What you need to do: Copy every line of the material below word for word.

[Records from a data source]
+ + + + +

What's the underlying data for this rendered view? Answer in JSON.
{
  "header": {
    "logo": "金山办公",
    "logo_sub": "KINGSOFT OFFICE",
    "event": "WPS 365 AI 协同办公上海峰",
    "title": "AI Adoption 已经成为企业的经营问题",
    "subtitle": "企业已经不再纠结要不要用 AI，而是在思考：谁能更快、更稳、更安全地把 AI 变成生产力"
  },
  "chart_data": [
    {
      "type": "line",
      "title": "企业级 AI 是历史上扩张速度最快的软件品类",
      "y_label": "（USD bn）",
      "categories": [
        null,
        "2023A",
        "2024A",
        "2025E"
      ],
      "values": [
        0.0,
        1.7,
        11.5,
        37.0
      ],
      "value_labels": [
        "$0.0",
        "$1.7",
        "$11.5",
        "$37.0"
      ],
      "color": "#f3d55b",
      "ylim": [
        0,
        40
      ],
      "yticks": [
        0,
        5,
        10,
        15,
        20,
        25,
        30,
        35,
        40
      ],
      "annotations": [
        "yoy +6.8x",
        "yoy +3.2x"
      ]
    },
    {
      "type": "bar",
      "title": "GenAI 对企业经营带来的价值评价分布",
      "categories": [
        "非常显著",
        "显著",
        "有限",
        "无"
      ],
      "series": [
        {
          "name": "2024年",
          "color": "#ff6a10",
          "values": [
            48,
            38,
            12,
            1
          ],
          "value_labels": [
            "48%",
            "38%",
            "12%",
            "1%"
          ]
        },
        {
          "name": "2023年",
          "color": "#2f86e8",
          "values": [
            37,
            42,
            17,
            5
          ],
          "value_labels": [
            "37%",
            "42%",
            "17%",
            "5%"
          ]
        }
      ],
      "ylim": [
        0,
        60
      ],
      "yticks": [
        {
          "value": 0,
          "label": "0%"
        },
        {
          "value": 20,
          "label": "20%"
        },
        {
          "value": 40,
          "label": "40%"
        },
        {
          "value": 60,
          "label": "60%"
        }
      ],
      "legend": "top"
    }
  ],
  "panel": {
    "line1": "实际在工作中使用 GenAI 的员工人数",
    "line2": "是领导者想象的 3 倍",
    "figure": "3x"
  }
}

+ + + + +

Exercise result:
What's the underlying data for this rendered view? Answer in JSON.
{
  "header": {
    "logo": "金山办公",
    "logo_sub": "KINGSOFT OFFICE",
    "event": "WPS 365 AI 协同办公上海峰",
    "title": "AI Adoption 已经成为企业的经营问题",
    "subtitle": "企业已经不再纠结要不要用 AI，而是在思考：谁能更快、更稳、更安全地把 AI 变成生产力"
  },
  "chart_data": [
    {
      "type": "line",
      "title": "企业级 AI 是历史上扩张速度最快的软件品类",
      "y_label": "（USD bn）",
      "categories": [
        null,
        "2023A",
        "2024A",
        "2025E"
      ],
      "values": [
        0.0,
        1.7,
        11.5,
        37.0
      ],
      "value_labels": [
        "$0.0",
        "$1.7",
        "$11.5",
        "$37.0"
      ],
      "color": "#f3d55b",
      "ylim": [
        0,
        40
      ],
      "yticks": [
        0,
        5,
        10,
        15,
        20,
        25,
        30,
        35,
        40
      ],
      "annotations": [
        "yoy +6.8x",
        "yoy +3.2x"
      ]
    },
    {
      "type": "bar",
      "title": "GenAI 对企业经营带来的价值评价分布",
      "categories": [
        "非常显著",
        "显著",
        "有限",
        "无"
      ],
      "series": [
        {
          "name": "2024年",
          "color": "#ff6a10",
          "values": [
            48,
            38,
            12,
            1
          ],
          "value_labels": [
            "48%",
            "38%",
            "12%",
            "1%"
          ]
        },
        {
          "name": "2023年",
          "color": "#2f86e8",
          "values": [
            37,
            42,
            17,
            5
          ],
          "value_labels": [
            "37%",
            "42%",
            "17%",
            "5%"
          ]
        }
      ],
      "ylim": [
        0,
        60
      ],
      "yticks": [
        {
          "value": 0,
          "label": "0%"
        },
        {
          "value": 20,
          "label": "20%"
        },
        {
          "value": 40,
          "label": "40%"
        },
        {
          "value": 60,
          "label": "60%"
        }
      ],
      "legend": "top"
    }
  ],
  "panel": {
    "line1": "实际在工作中使用 GenAI 的员工人数",
    "line2": "是领导者想象的 3 倍",
    "figure": "3x"
  }
}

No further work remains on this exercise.